*Requirements*
Write out the material exactly. Do not include the pictures.

[Records about charts and figures]
▼

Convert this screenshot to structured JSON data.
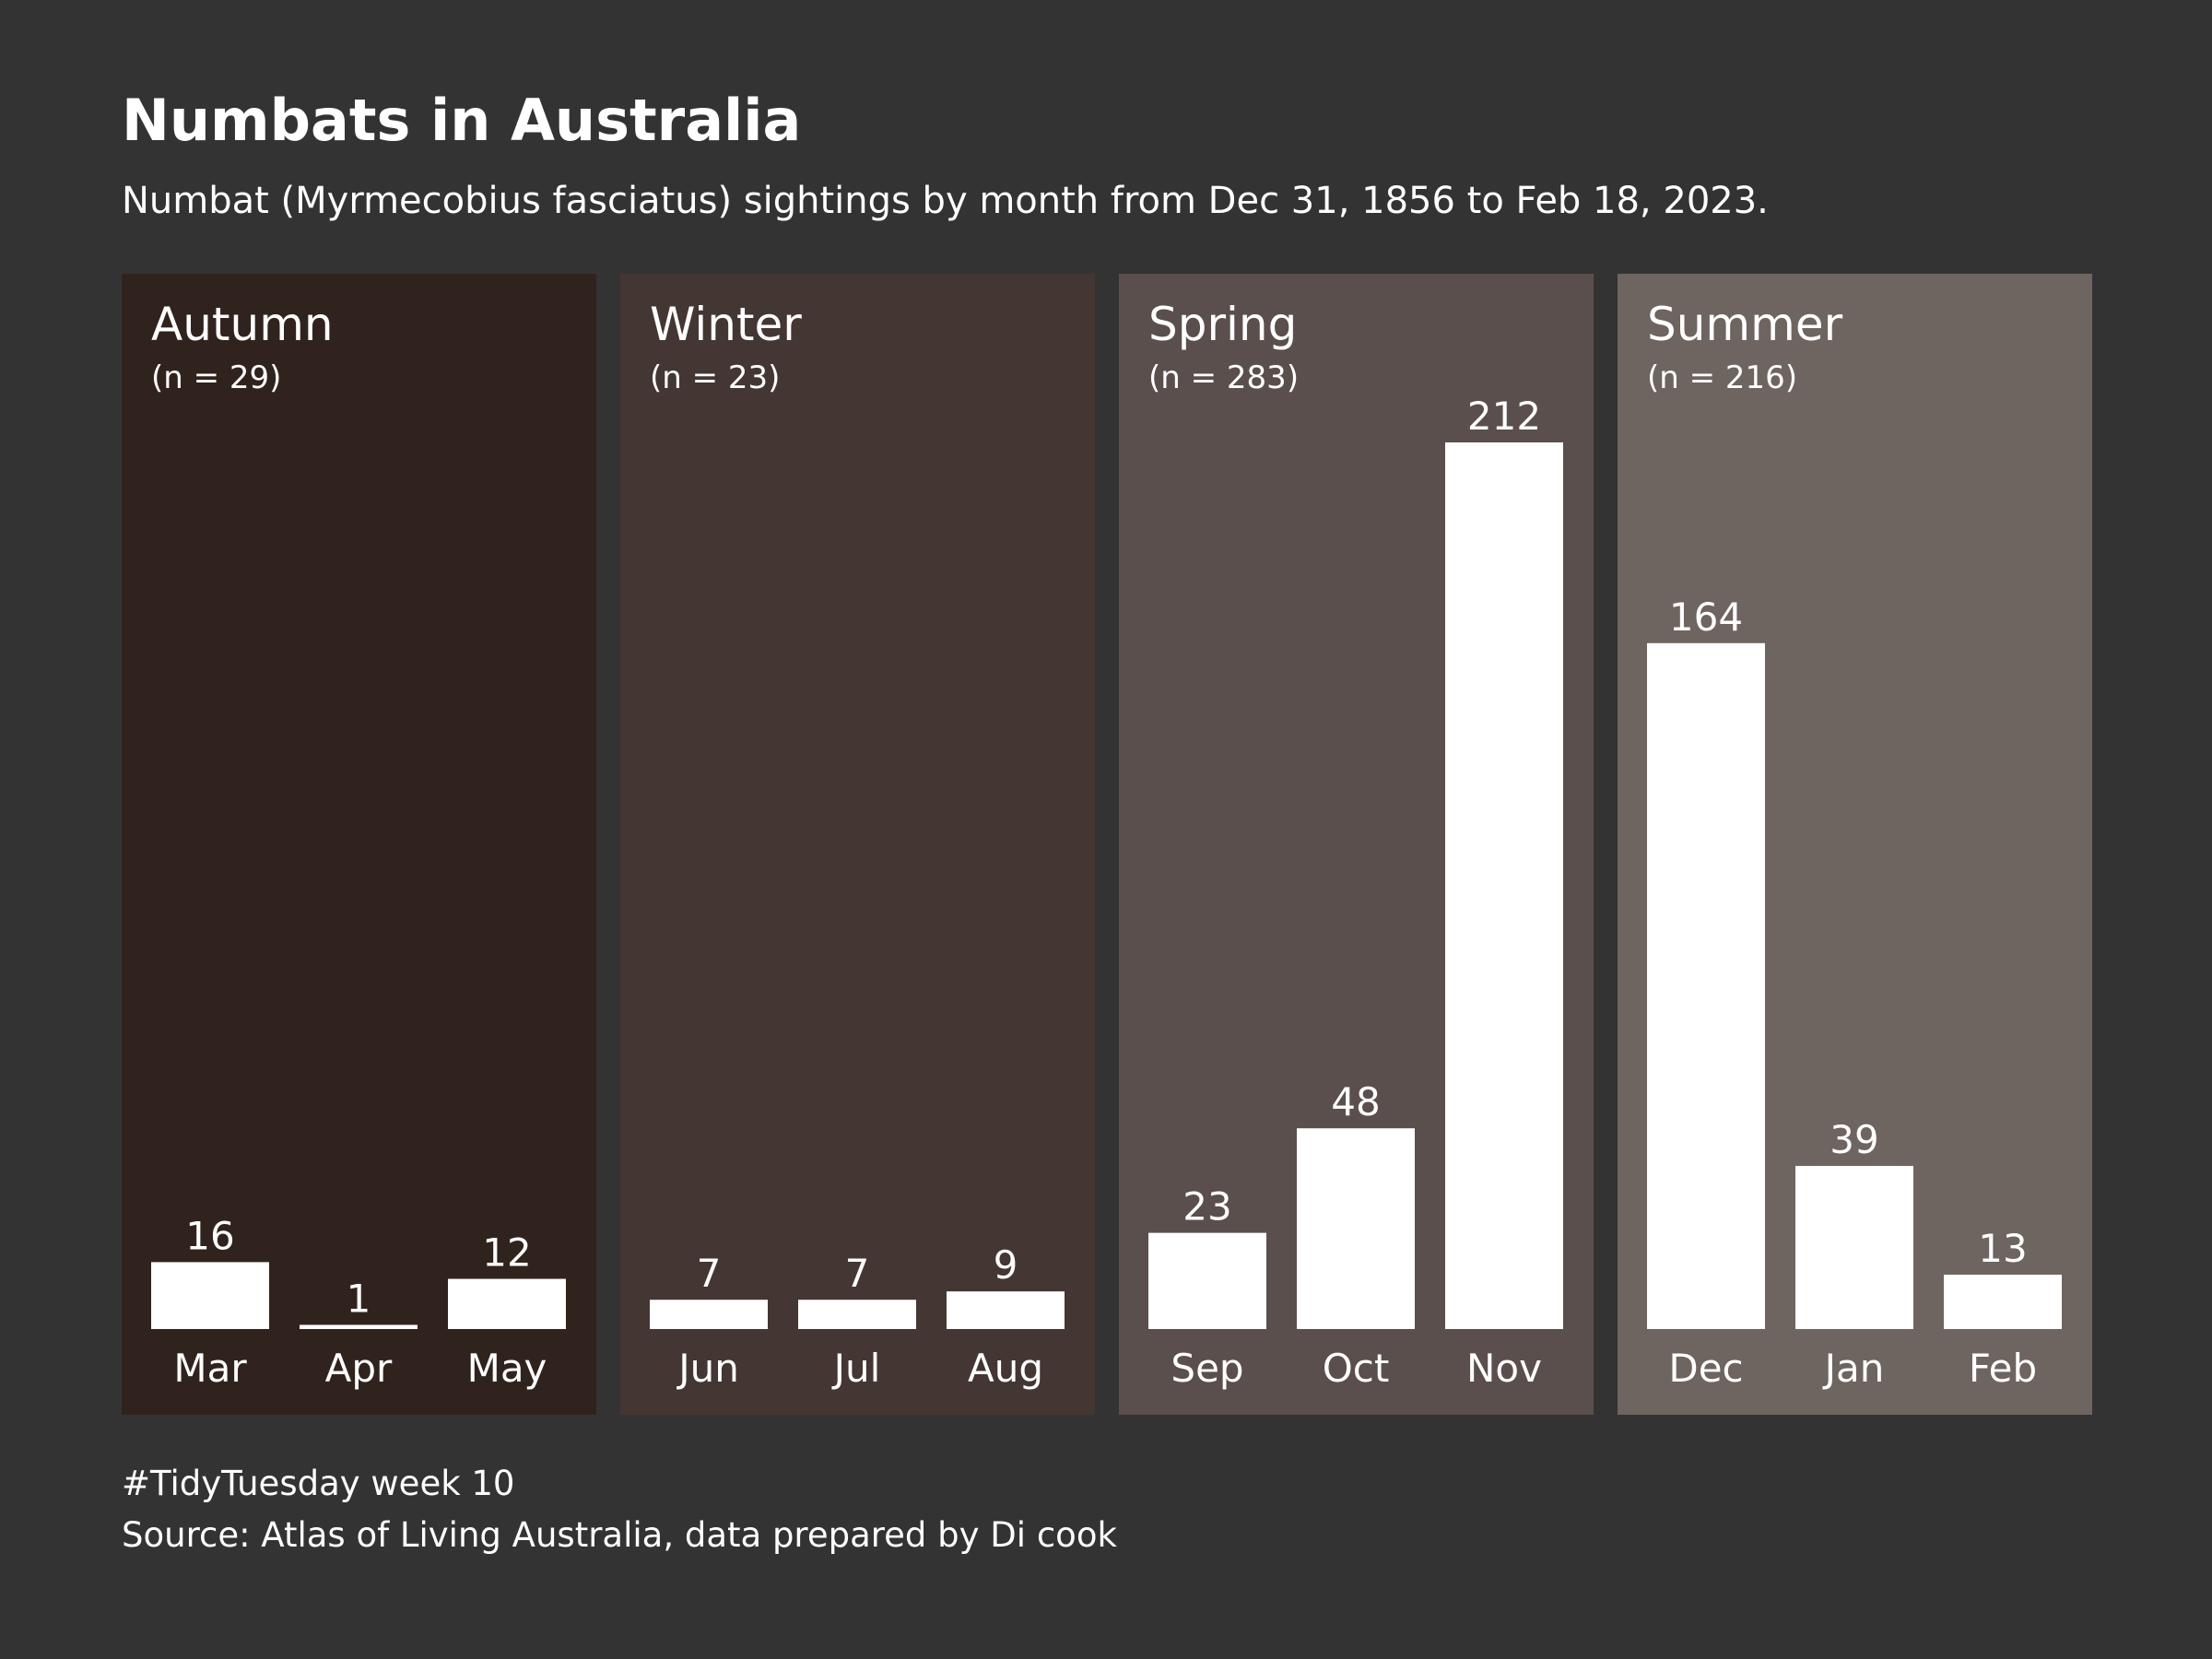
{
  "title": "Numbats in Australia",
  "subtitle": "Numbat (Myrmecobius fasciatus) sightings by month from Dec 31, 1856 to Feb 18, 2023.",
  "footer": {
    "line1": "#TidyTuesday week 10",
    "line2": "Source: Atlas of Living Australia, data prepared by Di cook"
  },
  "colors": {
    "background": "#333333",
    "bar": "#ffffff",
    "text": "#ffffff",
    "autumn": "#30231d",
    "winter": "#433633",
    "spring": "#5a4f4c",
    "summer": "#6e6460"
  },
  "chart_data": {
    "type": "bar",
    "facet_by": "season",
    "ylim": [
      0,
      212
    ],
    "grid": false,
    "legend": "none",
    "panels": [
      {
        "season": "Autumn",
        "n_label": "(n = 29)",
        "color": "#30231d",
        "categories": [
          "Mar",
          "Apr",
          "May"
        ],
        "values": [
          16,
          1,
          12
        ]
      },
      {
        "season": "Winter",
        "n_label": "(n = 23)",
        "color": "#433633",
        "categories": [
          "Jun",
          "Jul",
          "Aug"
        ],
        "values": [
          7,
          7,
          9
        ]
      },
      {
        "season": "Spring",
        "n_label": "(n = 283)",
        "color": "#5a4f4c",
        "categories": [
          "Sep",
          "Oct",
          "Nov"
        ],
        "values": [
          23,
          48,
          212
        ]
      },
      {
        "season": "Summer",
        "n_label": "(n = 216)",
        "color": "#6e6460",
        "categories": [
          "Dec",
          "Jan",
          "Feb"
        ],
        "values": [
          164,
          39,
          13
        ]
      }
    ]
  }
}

▲

*Task solution*
Convert this screenshot to structured JSON data.
{
  "title": "Numbats in Australia",
  "subtitle": "Numbat (Myrmecobius fasciatus) sightings by month from Dec 31, 1856 to Feb 18, 2023.",
  "footer": {
    "line1": "#TidyTuesday week 10",
    "line2": "Source: Atlas of Living Australia, data prepared by Di cook"
  },
  "colors": {
    "background": "#333333",
    "bar": "#ffffff",
    "text": "#ffffff",
    "autumn": "#30231d",
    "winter": "#433633",
    "spring": "#5a4f4c",
    "summer": "#6e6460"
  },
  "chart_data": {
    "type": "bar",
    "facet_by": "season",
    "ylim": [
      0,
      212
    ],
    "grid": false,
    "legend": "none",
    "panels": [
      {
        "season": "Autumn",
        "n_label": "(n = 29)",
        "color": "#30231d",
        "categories": [
          "Mar",
          "Apr",
          "May"
        ],
        "values": [
          16,
          1,
          12
        ]
      },
      {
        "season": "Winter",
        "n_label": "(n = 23)",
        "color": "#433633",
        "categories": [
          "Jun",
          "Jul",
          "Aug"
        ],
        "values": [
          7,
          7,
          9
        ]
      },
      {
        "season": "Spring",
        "n_label": "(n = 283)",
        "color": "#5a4f4c",
        "categories": [
          "Sep",
          "Oct",
          "Nov"
        ],
        "values": [
          23,
          48,
          212
        ]
      },
      {
        "season": "Summer",
        "n_label": "(n = 216)",
        "color": "#6e6460",
        "categories": [
          "Dec",
          "Jan",
          "Feb"
        ],
        "values": [
          164,
          39,
          13
        ]
      }
    ]
  }
}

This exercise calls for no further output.